* Start Extracted material *

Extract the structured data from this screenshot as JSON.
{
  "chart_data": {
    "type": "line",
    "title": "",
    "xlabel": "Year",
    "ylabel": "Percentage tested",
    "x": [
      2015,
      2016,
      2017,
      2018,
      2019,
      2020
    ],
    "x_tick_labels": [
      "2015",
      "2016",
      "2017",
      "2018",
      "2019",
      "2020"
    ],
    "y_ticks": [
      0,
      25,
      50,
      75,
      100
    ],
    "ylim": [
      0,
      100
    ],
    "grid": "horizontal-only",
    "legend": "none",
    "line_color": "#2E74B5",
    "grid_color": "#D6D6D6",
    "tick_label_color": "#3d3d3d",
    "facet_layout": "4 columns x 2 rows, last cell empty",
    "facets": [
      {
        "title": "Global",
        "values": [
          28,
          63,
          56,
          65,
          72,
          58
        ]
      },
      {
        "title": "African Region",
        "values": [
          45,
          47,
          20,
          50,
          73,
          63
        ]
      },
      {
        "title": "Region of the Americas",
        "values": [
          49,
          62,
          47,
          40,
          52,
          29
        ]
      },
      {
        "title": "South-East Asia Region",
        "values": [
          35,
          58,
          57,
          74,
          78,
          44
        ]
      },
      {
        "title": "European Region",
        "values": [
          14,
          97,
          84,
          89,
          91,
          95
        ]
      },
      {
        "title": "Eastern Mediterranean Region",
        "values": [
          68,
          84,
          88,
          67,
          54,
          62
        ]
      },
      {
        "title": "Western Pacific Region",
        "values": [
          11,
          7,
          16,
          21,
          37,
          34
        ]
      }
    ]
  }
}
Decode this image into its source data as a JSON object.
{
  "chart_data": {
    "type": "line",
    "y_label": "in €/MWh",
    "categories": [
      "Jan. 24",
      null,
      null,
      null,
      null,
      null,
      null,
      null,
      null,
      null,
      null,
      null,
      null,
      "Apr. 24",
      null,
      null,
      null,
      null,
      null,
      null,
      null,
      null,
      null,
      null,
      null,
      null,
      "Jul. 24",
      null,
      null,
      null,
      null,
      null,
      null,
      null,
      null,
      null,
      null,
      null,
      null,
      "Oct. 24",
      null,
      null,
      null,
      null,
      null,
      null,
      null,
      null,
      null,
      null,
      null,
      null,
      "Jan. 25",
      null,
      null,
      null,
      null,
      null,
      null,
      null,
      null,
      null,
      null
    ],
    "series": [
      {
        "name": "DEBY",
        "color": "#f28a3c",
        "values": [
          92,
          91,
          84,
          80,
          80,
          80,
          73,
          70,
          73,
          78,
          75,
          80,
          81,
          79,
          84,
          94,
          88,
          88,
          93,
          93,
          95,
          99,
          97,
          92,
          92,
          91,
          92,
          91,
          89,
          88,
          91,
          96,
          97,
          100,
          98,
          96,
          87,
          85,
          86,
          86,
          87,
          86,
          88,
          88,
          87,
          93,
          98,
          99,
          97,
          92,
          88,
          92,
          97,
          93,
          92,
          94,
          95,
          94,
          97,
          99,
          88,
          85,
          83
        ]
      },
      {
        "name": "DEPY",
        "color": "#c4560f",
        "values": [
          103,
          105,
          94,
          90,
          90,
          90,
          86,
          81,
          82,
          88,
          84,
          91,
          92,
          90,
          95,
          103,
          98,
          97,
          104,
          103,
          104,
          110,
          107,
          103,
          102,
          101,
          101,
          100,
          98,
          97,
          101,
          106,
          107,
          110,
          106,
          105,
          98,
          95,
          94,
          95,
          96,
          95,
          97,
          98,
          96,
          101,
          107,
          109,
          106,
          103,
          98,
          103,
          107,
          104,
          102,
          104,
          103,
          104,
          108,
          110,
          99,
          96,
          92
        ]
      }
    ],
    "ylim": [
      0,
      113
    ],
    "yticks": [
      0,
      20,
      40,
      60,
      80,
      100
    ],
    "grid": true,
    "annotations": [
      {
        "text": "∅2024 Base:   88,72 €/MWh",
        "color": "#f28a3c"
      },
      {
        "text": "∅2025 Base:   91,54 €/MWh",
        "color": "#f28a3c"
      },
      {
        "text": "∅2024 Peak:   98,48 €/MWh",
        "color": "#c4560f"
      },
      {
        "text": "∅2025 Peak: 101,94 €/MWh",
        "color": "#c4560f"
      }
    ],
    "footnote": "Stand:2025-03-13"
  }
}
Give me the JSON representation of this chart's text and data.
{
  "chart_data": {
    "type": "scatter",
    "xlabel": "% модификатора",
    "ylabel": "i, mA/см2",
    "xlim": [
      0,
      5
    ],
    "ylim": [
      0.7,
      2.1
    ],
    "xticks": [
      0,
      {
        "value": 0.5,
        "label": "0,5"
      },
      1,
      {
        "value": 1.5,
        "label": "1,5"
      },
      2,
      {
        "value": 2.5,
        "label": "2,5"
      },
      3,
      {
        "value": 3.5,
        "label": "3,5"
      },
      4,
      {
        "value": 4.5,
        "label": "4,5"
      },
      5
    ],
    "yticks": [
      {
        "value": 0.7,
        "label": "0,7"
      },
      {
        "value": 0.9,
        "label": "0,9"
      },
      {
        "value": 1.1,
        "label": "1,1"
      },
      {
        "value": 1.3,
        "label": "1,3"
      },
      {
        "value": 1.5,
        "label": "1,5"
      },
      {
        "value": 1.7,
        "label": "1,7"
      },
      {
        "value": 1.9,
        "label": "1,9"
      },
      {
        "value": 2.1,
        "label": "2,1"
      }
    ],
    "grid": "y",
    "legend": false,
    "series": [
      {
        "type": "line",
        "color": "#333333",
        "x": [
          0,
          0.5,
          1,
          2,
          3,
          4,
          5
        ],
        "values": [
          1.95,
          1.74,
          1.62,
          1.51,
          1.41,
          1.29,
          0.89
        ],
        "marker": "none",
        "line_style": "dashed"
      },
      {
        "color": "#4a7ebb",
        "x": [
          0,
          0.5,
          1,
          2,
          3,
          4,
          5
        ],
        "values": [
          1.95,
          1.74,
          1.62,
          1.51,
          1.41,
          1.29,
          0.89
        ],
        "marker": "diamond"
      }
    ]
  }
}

* End Extracted material *

Task brief → Find the lines containing "JSON" and pull them out.

Finished answer →
Extract the structured data from this screenshot as JSON.
Decode this image into its source data as a JSON object.
Give me the JSON representation of this chart's text and data.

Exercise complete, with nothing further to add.